--- Entries shown ---
········

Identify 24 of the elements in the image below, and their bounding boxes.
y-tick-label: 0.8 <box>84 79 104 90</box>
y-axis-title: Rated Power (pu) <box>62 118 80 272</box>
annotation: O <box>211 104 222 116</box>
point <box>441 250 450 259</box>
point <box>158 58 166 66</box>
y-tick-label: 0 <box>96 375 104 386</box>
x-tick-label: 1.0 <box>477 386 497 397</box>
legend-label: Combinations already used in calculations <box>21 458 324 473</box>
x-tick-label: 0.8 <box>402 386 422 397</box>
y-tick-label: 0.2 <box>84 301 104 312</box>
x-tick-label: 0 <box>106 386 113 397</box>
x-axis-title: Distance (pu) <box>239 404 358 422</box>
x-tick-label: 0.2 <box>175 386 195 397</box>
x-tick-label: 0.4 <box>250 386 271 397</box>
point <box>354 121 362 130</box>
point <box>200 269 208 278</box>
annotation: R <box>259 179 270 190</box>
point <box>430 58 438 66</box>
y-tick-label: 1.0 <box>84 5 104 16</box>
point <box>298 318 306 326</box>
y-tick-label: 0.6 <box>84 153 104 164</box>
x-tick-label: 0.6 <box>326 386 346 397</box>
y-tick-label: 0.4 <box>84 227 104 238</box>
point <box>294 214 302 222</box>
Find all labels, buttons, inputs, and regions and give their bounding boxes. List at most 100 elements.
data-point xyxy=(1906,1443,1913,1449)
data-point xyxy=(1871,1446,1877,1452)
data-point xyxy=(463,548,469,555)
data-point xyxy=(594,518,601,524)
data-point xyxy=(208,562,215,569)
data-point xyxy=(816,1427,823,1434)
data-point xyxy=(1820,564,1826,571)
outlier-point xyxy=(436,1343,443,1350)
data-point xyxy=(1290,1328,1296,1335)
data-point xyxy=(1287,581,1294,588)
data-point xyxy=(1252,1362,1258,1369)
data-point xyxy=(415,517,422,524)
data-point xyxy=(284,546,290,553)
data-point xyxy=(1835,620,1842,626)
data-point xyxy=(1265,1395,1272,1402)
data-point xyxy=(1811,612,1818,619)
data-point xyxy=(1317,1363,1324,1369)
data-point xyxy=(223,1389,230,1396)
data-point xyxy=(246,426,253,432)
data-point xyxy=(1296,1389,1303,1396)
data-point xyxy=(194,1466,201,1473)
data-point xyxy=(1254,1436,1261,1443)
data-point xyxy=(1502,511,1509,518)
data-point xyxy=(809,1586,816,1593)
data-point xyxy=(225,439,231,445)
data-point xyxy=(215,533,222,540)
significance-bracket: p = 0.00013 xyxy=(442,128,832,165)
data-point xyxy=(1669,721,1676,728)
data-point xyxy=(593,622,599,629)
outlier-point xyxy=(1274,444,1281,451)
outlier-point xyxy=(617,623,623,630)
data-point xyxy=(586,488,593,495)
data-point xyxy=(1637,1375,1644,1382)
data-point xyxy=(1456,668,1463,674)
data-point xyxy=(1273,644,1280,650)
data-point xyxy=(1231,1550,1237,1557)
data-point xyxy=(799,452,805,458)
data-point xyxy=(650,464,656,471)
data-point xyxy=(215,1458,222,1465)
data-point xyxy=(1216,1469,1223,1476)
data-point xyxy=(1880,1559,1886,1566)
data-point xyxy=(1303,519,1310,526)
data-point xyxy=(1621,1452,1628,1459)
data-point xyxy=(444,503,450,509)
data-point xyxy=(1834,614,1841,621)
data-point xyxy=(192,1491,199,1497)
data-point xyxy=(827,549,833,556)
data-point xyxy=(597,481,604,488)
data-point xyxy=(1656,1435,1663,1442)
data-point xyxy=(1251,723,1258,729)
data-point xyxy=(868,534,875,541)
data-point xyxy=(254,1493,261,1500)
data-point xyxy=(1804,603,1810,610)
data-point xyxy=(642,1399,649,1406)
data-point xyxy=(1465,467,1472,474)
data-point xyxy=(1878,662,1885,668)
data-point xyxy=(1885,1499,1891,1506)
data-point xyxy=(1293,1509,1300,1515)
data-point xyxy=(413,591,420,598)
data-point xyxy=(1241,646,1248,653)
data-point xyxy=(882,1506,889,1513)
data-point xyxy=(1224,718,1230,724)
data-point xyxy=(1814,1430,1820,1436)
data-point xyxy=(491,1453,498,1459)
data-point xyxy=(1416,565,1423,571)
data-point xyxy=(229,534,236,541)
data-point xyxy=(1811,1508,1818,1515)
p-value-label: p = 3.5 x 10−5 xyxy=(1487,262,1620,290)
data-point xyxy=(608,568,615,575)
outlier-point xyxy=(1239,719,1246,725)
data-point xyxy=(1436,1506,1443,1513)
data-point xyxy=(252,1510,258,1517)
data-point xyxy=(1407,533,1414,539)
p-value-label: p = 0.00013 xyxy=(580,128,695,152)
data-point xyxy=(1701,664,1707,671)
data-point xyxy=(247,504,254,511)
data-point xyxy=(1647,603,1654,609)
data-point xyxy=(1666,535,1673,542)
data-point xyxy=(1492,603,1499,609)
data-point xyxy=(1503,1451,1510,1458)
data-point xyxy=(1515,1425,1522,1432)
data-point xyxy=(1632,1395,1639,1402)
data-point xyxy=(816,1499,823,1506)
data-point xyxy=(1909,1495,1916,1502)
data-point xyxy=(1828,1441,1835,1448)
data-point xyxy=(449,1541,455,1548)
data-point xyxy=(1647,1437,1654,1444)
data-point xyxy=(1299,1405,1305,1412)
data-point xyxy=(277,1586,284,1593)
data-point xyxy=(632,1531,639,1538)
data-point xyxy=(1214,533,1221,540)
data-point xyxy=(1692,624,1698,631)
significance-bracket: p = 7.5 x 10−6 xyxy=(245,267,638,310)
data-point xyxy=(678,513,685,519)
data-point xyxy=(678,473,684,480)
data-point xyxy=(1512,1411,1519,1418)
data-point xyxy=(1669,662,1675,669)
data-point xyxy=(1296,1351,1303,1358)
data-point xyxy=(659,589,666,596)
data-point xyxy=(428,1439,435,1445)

········

--- Work to complete ---
Pull out every line of the listing above that contains the string "annotation" and reproduce each one unchanged.

--- Written solution ---
annotation: O <box>211 104 222 116</box>
annotation: R <box>259 179 270 190</box>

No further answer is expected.